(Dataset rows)
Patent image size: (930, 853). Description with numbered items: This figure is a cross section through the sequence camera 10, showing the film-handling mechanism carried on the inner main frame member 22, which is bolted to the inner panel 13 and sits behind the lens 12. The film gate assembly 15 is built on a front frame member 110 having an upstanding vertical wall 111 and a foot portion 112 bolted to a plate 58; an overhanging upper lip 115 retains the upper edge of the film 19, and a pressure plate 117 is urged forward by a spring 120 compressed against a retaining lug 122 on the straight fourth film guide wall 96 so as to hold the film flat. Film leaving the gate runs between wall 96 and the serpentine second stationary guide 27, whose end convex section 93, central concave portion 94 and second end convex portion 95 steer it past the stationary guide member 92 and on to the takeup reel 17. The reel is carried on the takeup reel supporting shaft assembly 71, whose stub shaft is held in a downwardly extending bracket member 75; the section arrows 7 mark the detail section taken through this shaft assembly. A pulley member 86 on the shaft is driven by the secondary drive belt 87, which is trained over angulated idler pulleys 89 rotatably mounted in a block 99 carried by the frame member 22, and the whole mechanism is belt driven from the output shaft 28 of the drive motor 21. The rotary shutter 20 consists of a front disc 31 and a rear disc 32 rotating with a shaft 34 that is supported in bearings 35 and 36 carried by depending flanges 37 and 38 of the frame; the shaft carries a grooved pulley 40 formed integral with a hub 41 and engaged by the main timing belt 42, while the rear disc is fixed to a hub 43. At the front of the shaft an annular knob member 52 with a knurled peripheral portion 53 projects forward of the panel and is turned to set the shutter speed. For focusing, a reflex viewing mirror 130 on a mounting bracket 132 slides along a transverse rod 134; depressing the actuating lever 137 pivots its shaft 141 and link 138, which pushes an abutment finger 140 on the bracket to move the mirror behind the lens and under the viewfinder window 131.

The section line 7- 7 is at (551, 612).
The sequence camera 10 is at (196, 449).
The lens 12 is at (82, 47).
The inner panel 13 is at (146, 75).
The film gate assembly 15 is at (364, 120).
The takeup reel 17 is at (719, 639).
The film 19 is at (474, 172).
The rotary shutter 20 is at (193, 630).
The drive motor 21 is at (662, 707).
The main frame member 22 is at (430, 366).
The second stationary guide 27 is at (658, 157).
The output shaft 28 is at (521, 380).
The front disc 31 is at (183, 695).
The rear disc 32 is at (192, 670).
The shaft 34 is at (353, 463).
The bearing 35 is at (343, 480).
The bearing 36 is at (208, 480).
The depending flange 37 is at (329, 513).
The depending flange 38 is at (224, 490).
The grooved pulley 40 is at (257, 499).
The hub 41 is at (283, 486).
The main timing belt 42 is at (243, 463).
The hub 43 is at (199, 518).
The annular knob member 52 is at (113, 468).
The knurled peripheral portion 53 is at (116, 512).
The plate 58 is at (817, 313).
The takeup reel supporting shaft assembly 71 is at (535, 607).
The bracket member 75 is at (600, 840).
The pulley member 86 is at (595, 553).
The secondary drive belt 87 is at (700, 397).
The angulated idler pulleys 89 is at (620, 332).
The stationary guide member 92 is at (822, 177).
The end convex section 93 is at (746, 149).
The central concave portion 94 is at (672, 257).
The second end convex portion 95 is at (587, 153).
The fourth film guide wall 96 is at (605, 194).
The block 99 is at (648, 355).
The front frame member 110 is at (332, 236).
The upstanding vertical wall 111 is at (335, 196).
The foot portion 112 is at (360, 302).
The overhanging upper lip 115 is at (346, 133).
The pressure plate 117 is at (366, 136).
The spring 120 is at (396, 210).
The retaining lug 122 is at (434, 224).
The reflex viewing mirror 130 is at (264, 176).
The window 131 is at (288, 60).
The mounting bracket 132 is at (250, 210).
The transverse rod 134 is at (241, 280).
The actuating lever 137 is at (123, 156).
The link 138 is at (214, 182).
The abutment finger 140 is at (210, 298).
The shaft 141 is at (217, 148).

(Exercise aim)
Present every line of the rows above as a numbered list, leaving out any blank lines.

(Exercise solution)
1. Patent image size: (930, 853). Description with numbered items: This figure is a cross section through the sequence camera 10, showing the film-handling mechanism carried on the inner main frame member 22, which is bolted to the inner panel 13 and sits behind the lens 12. The film gate assembly 15 is built on a front frame member 110 having an upstanding vertical wall 111 and a foot portion 112 bolted to a plate 58; an overhanging upper lip 115 retains the upper edge of the film 19, and a pressure plate 117 is urged forward by a spring 120 compressed against a retaining lug 122 on the straight fourth film guide wall 96 so as to hold the film flat. Film leaving the gate runs between wall 96 and the serpentine second stationary guide 27, whose end convex section 93, central concave portion 94 and second end convex portion 95 steer it past the stationary guide member 92 and on to the takeup reel 17. The reel is carried on the takeup reel supporting shaft assembly 71, whose stub shaft is held in a downwardly extending bracket member 75; the section arrows 7 mark the detail section taken through this shaft assembly. A pulley member 86 on the shaft is driven by the secondary drive belt 87, which is trained over angulated idler pulleys 89 rotatably mounted in a block 99 carried by the frame member 22, and the whole mechanism is belt driven from the output shaft 28 of the drive motor 21. The rotary shutter 20 consists of a front disc 31 and a rear disc 32 rotating with a shaft 34 that is supported in bearings 35 and 36 carried by depending flanges 37 and 38 of the frame; the shaft carries a grooved pulley 40 formed integral with a hub 41 and engaged by the main timing belt 42, while the rear disc is fixed to a hub 43. At the front of the shaft an annular knob member 52 with a knurled peripheral portion 53 projects forward of the panel and is turned to set the shutter speed. For focusing, a reflex viewing mirror 130 on a mounting bracket 132 slides along a transverse rod 134; depressing the actuating lever 137 pivots its shaft 141 and link 138, which pushes an abutment finger 140 on the bracket to move the mirror behind the lens and under the viewfinder window 131.
2. The section line 7- 7 is at (551, 612).
3. The sequence camera 10 is at (196, 449).
4. The lens 12 is at (82, 47).
5. The inner panel 13 is at (146, 75).
6. The film gate assembly 15 is at (364, 120).
7. The takeup reel 17 is at (719, 639).
8. The film 19 is at (474, 172).
9. The rotary shutter 20 is at (193, 630).
10. The drive motor 21 is at (662, 707).
11. The main frame member 22 is at (430, 366).
12. The second stationary guide 27 is at (658, 157).
13. The output shaft 28 is at (521, 380).
14. The front disc 31 is at (183, 695).
15. The rear disc 32 is at (192, 670).
16. The shaft 34 is at (353, 463).
17. The bearing 35 is at (343, 480).
18. The bearing 36 is at (208, 480).
19. The depending flange 37 is at (329, 513).
20. The depending flange 38 is at (224, 490).
21. The grooved pulley 40 is at (257, 499).
22. The hub 41 is at (283, 486).
23. The main timing belt 42 is at (243, 463).
24. The hub 43 is at (199, 518).
25. The annular knob member 52 is at (113, 468).
26. The knurled peripheral portion 53 is at (116, 512).
27. The plate 58 is at (817, 313).
28. The takeup reel supporting shaft assembly 71 is at (535, 607).
29. The bracket member 75 is at (600, 840).
30. The pulley member 86 is at (595, 553).
31. The secondary drive belt 87 is at (700, 397).
32. The angulated idler pulleys 89 is at (620, 332).
33. The stationary guide member 92 is at (822, 177).
34. The end convex section 93 is at (746, 149).
35. The central concave portion 94 is at (672, 257).
36. The second end convex portion 95 is at (587, 153).
37. The fourth film guide wall 96 is at (605, 194).
38. The block 99 is at (648, 355).
39. The front frame member 110 is at (332, 236).
40. The upstanding vertical wall 111 is at (335, 196).
41. The foot portion 112 is at (360, 302).
42. The overhanging upper lip 115 is at (346, 133).
43. The pressure plate 117 is at (366, 136).
44. The spring 120 is at (396, 210).
45. The retaining lug 122 is at (434, 224).
46. The reflex viewing mirror 130 is at (264, 176).
47. The window 131 is at (288, 60).
48. The mounting bracket 132 is at (250, 210).
49. The transverse rod 134 is at (241, 280).
50. The actuating lever 137 is at (123, 156).
51. The link 138 is at (214, 182).
52. The abutment finger 140 is at (210, 298).
53. The shaft 141 is at (217, 148).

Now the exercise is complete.